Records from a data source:
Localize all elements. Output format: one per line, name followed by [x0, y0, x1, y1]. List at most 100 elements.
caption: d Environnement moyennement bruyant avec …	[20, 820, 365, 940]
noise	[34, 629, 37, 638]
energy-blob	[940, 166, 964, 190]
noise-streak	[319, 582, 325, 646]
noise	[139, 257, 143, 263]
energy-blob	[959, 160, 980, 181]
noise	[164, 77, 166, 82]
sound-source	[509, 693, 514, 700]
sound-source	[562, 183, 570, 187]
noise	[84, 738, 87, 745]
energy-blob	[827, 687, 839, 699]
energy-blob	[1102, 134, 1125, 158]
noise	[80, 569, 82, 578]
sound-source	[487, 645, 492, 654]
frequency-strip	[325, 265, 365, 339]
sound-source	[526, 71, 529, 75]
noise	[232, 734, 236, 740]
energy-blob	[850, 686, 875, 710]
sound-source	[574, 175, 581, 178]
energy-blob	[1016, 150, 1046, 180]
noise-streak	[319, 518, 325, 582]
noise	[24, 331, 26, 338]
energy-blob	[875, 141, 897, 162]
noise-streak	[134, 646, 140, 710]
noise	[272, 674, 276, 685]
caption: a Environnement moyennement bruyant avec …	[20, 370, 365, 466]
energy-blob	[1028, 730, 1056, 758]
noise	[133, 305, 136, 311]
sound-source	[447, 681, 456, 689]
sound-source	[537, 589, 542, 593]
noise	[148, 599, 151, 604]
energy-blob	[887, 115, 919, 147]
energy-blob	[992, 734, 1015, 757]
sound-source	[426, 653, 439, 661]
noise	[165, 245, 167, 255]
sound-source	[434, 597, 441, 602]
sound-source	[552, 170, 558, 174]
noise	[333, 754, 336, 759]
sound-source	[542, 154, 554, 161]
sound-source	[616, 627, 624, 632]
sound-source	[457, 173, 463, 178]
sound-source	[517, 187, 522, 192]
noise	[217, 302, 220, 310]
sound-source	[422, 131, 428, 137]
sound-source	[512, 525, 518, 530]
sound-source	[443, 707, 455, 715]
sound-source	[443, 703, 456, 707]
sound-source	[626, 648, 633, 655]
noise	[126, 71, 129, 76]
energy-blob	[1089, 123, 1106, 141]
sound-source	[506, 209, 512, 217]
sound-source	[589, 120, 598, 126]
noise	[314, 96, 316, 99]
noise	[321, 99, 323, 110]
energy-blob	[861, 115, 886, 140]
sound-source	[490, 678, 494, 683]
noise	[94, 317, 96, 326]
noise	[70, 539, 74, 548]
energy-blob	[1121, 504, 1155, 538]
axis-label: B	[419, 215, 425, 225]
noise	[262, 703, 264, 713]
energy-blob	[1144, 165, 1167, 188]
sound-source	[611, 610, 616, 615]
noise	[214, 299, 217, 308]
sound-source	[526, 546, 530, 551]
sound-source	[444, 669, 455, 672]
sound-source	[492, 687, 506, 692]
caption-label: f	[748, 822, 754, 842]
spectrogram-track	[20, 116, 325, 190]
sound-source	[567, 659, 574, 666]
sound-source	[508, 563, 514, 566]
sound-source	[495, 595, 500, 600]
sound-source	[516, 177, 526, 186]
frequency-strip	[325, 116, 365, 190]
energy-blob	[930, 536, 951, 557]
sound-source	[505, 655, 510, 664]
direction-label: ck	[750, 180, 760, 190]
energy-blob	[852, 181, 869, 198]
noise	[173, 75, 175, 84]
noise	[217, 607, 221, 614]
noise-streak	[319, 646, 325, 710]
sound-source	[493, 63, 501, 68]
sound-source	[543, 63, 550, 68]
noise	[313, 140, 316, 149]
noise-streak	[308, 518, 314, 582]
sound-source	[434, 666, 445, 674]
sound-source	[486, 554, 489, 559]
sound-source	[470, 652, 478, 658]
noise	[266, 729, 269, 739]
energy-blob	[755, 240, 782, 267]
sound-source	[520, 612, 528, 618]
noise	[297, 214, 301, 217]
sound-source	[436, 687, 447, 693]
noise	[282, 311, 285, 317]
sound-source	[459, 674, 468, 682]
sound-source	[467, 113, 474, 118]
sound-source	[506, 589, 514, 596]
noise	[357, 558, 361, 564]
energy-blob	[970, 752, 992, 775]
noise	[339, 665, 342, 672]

◆ To be done ◆
Reproduce the lines unchanged, from the first line up to and including the line that holds "71, 529, 75]".

◆ Response to the task ◆
Localize all elements. Output format: one per line, name followed by [x0, y0, x1, y1]. List at most 100 elements.
caption: d Environnement moyennement bruyant avec …	[20, 820, 365, 940]
noise	[34, 629, 37, 638]
energy-blob	[940, 166, 964, 190]
noise-streak	[319, 582, 325, 646]
noise	[139, 257, 143, 263]
energy-blob	[959, 160, 980, 181]
noise	[164, 77, 166, 82]
sound-source	[509, 693, 514, 700]
sound-source	[562, 183, 570, 187]
noise	[84, 738, 87, 745]
energy-blob	[827, 687, 839, 699]
energy-blob	[1102, 134, 1125, 158]
noise	[80, 569, 82, 578]
sound-source	[487, 645, 492, 654]
frequency-strip	[325, 265, 365, 339]
sound-source	[526, 71, 529, 75]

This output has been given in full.